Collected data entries
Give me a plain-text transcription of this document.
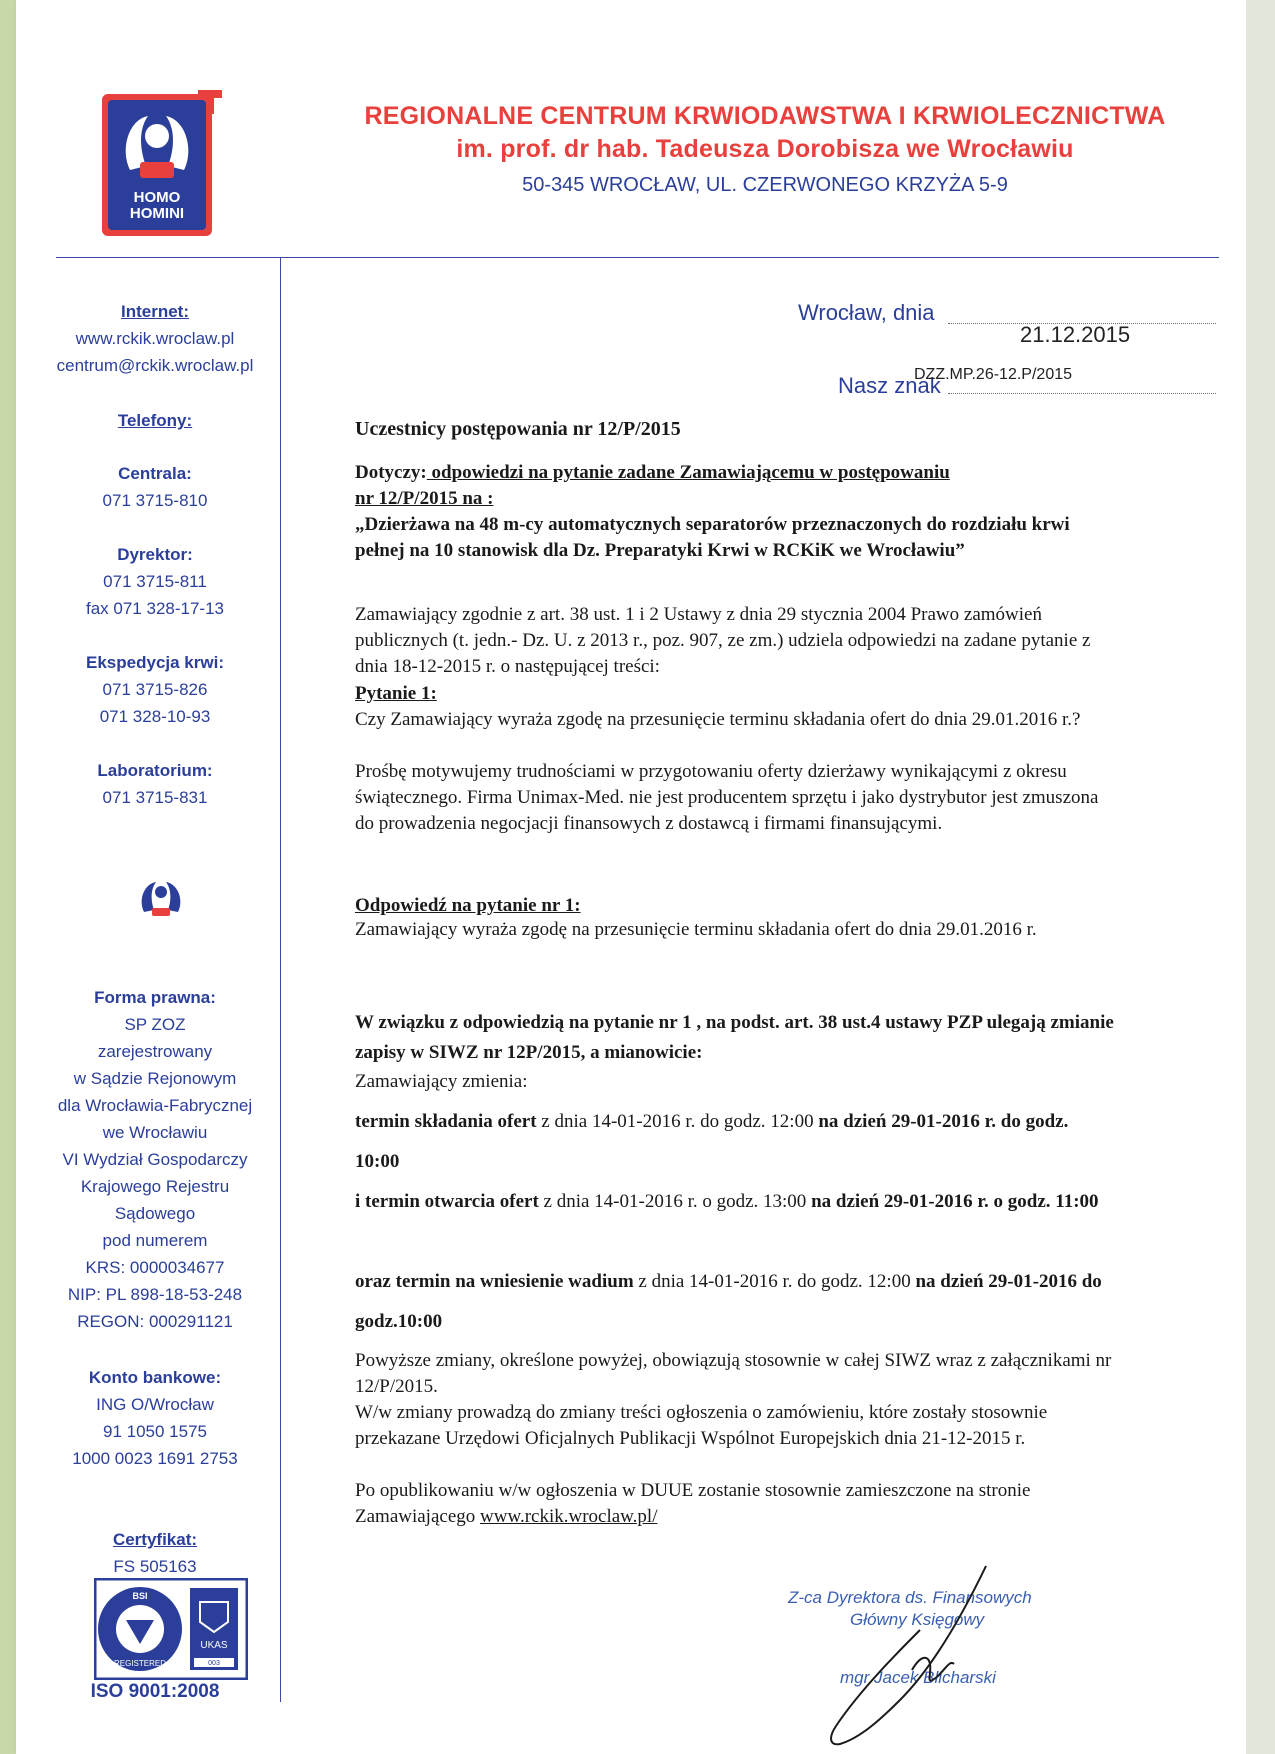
HOMO
HOMINI
REGIONALNE CENTRUM KRWIODAWSTWA I KRWIOLECZNICTWA
im. prof. dr hab. Tadeusza Dorobisza we Wrocławiu
50-345 WROCŁAW, UL. CZERWONEGO KRZYŻA 5-9
Internet:
www.rckik.wroclaw.pl
centrum@rckik.wroclaw.pl
Telefony:
Centrala:
071 3715-810
Dyrektor:
071 3715-811
fax 071 328-17-13
Ekspedycja krwi:
071 3715-826
071 328-10-93
Laboratorium:
071 3715-831
Forma prawna:
SP ZOZ
zarejestrowany
w Sądzie Rejonowym
dla Wrocławia-Fabrycznej
we Wrocławiu
VI Wydział Gospodarczy
Krajowego Rejestru
Sądowego
pod numerem
KRS: 0000034677
NIP: PL 898-18-53-248
REGON: 000291121
Konto bankowe:
ING O/Wrocław
91 1050 1575
1000 0023 1691 2753
Certyfikat:
FS 505163
BSI
REGISTERED
UKAS
003
ISO 9001:2008
Wrocław, dnia
21.12.2015
Nasz znak
DZZ.MP.26-12.P/2015
Uczestnicy postępowania nr 12/P/2015
Dotyczy: odpowiedzi na pytanie zadane Zamawiającemu w postępowaniu
nr 12/P/2015 na :
„Dzierżawa na 48 m-cy automatycznych separatorów przeznaczonych do rozdziału krwi pełnej na 10 stanowisk dla Dz. Preparatyki Krwi w RCKiK we Wrocławiu”
Zamawiający zgodnie z art. 38 ust. 1 i 2 Ustawy z dnia 29 stycznia 2004 Prawo zamówień publicznych (t. jedn.- Dz. U. z 2013 r., poz. 907, ze zm.) udziela odpowiedzi na zadane pytanie z dnia 18-12-2015 r. o następującej treści:
Pytanie 1:
Czy Zamawiający wyraża zgodę na przesunięcie terminu składania ofert do dnia 29.01.2016 r.?
Prośbę motywujemy trudnościami w przygotowaniu oferty dzierżawy wynikającymi z okresu świątecznego. Firma Unimax-Med. nie jest producentem sprzętu i jako dystrybutor jest zmuszona do prowadzenia negocjacji finansowych z dostawcą i firmami finansującymi.
Odpowiedź na pytanie nr 1:
Zamawiający wyraża zgodę na przesunięcie terminu składania ofert do dnia 29.01.2016 r.
W związku z odpowiedzią na pytanie nr 1 , na podst. art. 38 ust.4 ustawy PZP ulegają zmianie zapisy w SIWZ nr 12P/2015, a mianowicie:
Zamawiający zmienia:
termin składania ofert z dnia 14-01-2016 r. do godz. 12:00 na dzień 29-01-2016 r. do godz. 10:00
i termin otwarcia ofert z dnia 14-01-2016 r. o godz. 13:00 na dzień 29-01-2016 r. o godz. 11:00
oraz termin na wniesienie wadium z dnia 14-01-2016 r. do godz. 12:00 na dzień 29-01-2016 do godz.10:00
Powyższe zmiany, określone powyżej, obowiązują stosownie w całej SIWZ wraz z załącznikami nr 12/P/2015.
W/w zmiany prowadzą do zmiany treści ogłoszenia o zamówieniu, które zostały stosownie przekazane Urzędowi Oficjalnych Publikacji Wspólnot Europejskich dnia 21-12-2015 r.
Po opublikowaniu w/w ogłoszenia w DUUE zostanie stosownie zamieszczone na stronie Zamawiającego www.rckik.wroclaw.pl/
Z-ca Dyrektora ds. Finansowych
Główny Księgowy
mgr Jacek Blicharski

WHAT IS EXPECTED: Omit every image. Quote each record exactly.

FINISHED EXERCISE:
Give me a plain-text transcription of this document.
HOMO
HOMINI
REGIONALNE CENTRUM KRWIODAWSTWA I KRWIOLECZNICTWA
im. prof. dr hab. Tadeusza Dorobisza we Wrocławiu
50-345 WROCŁAW, UL. CZERWONEGO KRZYŻA 5-9
Internet:
www.rckik.wroclaw.pl
centrum@rckik.wroclaw.pl
Telefony:
Centrala:
071 3715-810
Dyrektor:
071 3715-811
fax 071 328-17-13
Ekspedycja krwi:
071 3715-826
071 328-10-93
Laboratorium:
071 3715-831
Forma prawna:
SP ZOZ
zarejestrowany
w Sądzie Rejonowym
dla Wrocławia-Fabrycznej
we Wrocławiu
VI Wydział Gospodarczy
Krajowego Rejestru
Sądowego
pod numerem
KRS: 0000034677
NIP: PL 898-18-53-248
REGON: 000291121
Konto bankowe:
ING O/Wrocław
91 1050 1575
1000 0023 1691 2753
Certyfikat:
FS 505163
BSI
REGISTERED
UKAS
003
ISO 9001:2008
Wrocław, dnia
21.12.2015
Nasz znak
DZZ.MP.26-12.P/2015
Uczestnicy postępowania nr 12/P/2015
Dotyczy: odpowiedzi na pytanie zadane Zamawiającemu w postępowaniu
nr 12/P/2015 na :
„Dzierżawa na 48 m-cy automatycznych separatorów przeznaczonych do rozdziału krwi pełnej na 10 stanowisk dla Dz. Preparatyki Krwi w RCKiK we Wrocławiu”
Zamawiający zgodnie z art. 38 ust. 1 i 2 Ustawy z dnia 29 stycznia 2004 Prawo zamówień publicznych (t. jedn.- Dz. U. z 2013 r., poz. 907, ze zm.) udziela odpowiedzi na zadane pytanie z dnia 18-12-2015 r. o następującej treści:
Pytanie 1:
Czy Zamawiający wyraża zgodę na przesunięcie terminu składania ofert do dnia 29.01.2016 r.?
Prośbę motywujemy trudnościami w przygotowaniu oferty dzierżawy wynikającymi z okresu świątecznego. Firma Unimax-Med. nie jest producentem sprzętu i jako dystrybutor jest zmuszona do prowadzenia negocjacji finansowych z dostawcą i firmami finansującymi.
Odpowiedź na pytanie nr 1:
Zamawiający wyraża zgodę na przesunięcie terminu składania ofert do dnia 29.01.2016 r.
W związku z odpowiedzią na pytanie nr 1 , na podst. art. 38 ust.4 ustawy PZP ulegają zmianie zapisy w SIWZ nr 12P/2015, a mianowicie:
Zamawiający zmienia:
termin składania ofert z dnia 14-01-2016 r. do godz. 12:00 na dzień 29-01-2016 r. do godz. 10:00
i termin otwarcia ofert z dnia 14-01-2016 r. o godz. 13:00 na dzień 29-01-2016 r. o godz. 11:00
oraz termin na wniesienie wadium z dnia 14-01-2016 r. do godz. 12:00 na dzień 29-01-2016 do godz.10:00
Powyższe zmiany, określone powyżej, obowiązują stosownie w całej SIWZ wraz z załącznikami nr 12/P/2015.
W/w zmiany prowadzą do zmiany treści ogłoszenia o zamówieniu, które zostały stosownie przekazane Urzędowi Oficjalnych Publikacji Wspólnot Europejskich dnia 21-12-2015 r.
Po opublikowaniu w/w ogłoszenia w DUUE zostanie stosownie zamieszczone na stronie Zamawiającego www.rckik.wroclaw.pl/
Z-ca Dyrektora ds. Finansowych
Główny Księgowy
mgr Jacek Blicharski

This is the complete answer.